» **Task material**:
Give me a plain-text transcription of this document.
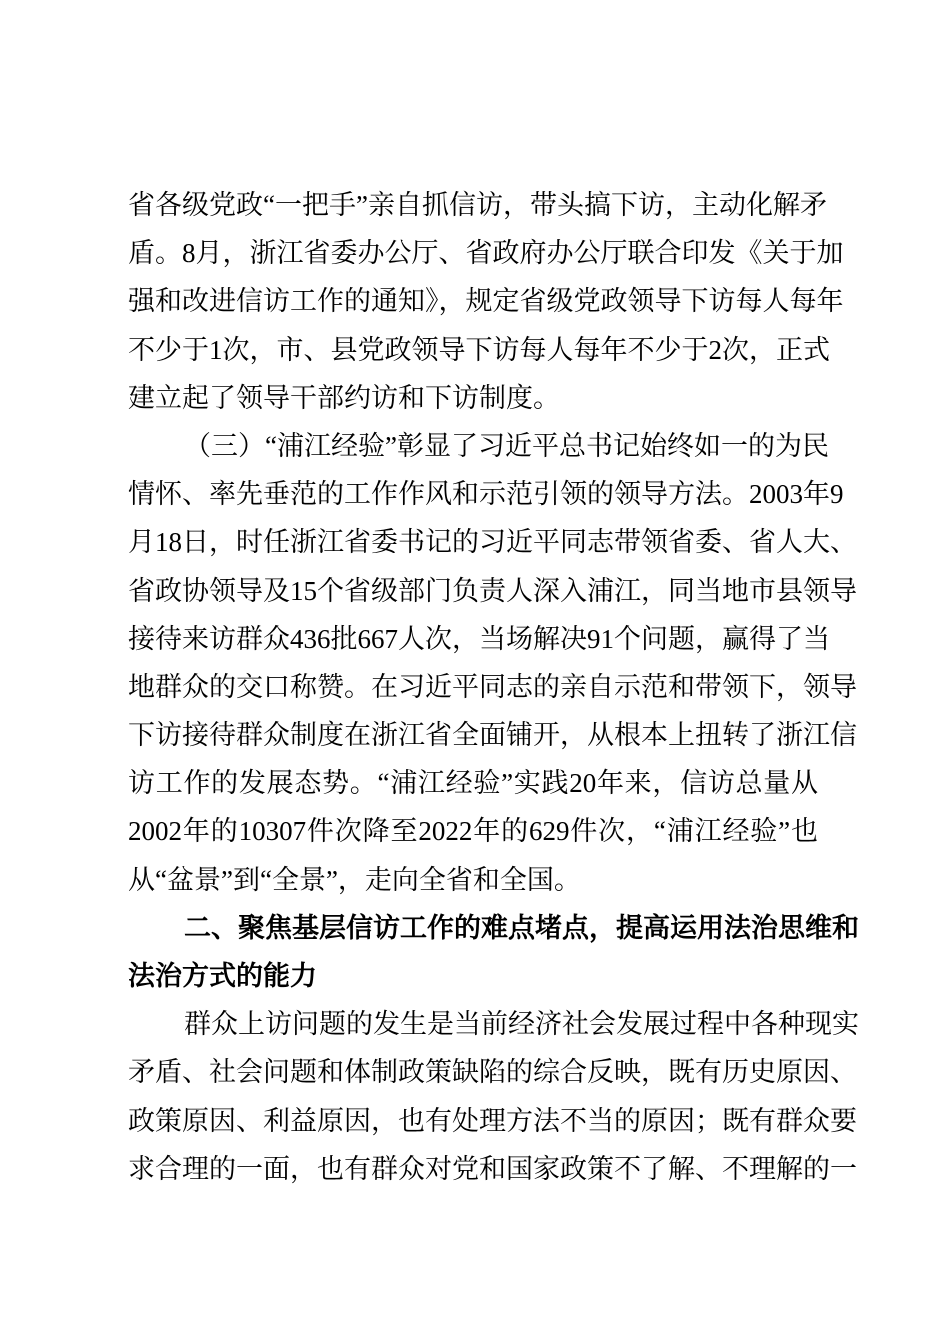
省各级党政“一把手”亲自抓信访，带头搞下访，主动化解矛
盾。8月，浙江省委办公厅、省政府办公厅联合印发《关于加
强和改进信访工作的通知》，规定省级党政领导下访每人每年
不少于1次，市、县党政领导下访每人每年不少于2次，正式
建立起了领导干部约访和下访制度。
（三）“浦江经验”彰显了习近平总书记始终如一的为民
情怀、率先垂范的工作作风和示范引领的领导方法。2003年9
月18日，时任浙江省委书记的习近平同志带领省委、省人大、
省政协领导及15个省级部门负责人深入浦江，同当地市县领导
接待来访群众436批667人次，当场解决91个问题，赢得了当
地群众的交口称赞。在习近平同志的亲自示范和带领下，领导
下访接待群众制度在浙江省全面铺开，从根本上扭转了浙江信
访工作的发展态势。“浦江经验”实践20年来，信访总量从
2002年的10307件次降至2022年的629件次，“浦江经验”也
从“盆景”到“全景”，走向全省和全国。
二、聚焦基层信访工作的难点堵点，提高运用法治思维和
法治方式的能力
群众上访问题的发生是当前经济社会发展过程中各种现实
矛盾、社会问题和体制政策缺陷的综合反映，既有历史原因、
政策原因、利益原因，也有处理方法不当的原因；既有群众要
求合理的一面，也有群众对党和国家政策不了解、不理解的一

» **Your objective**: Go through the material above and count the lines that include "浦江经验". Give the number alone.

» **Result**: 3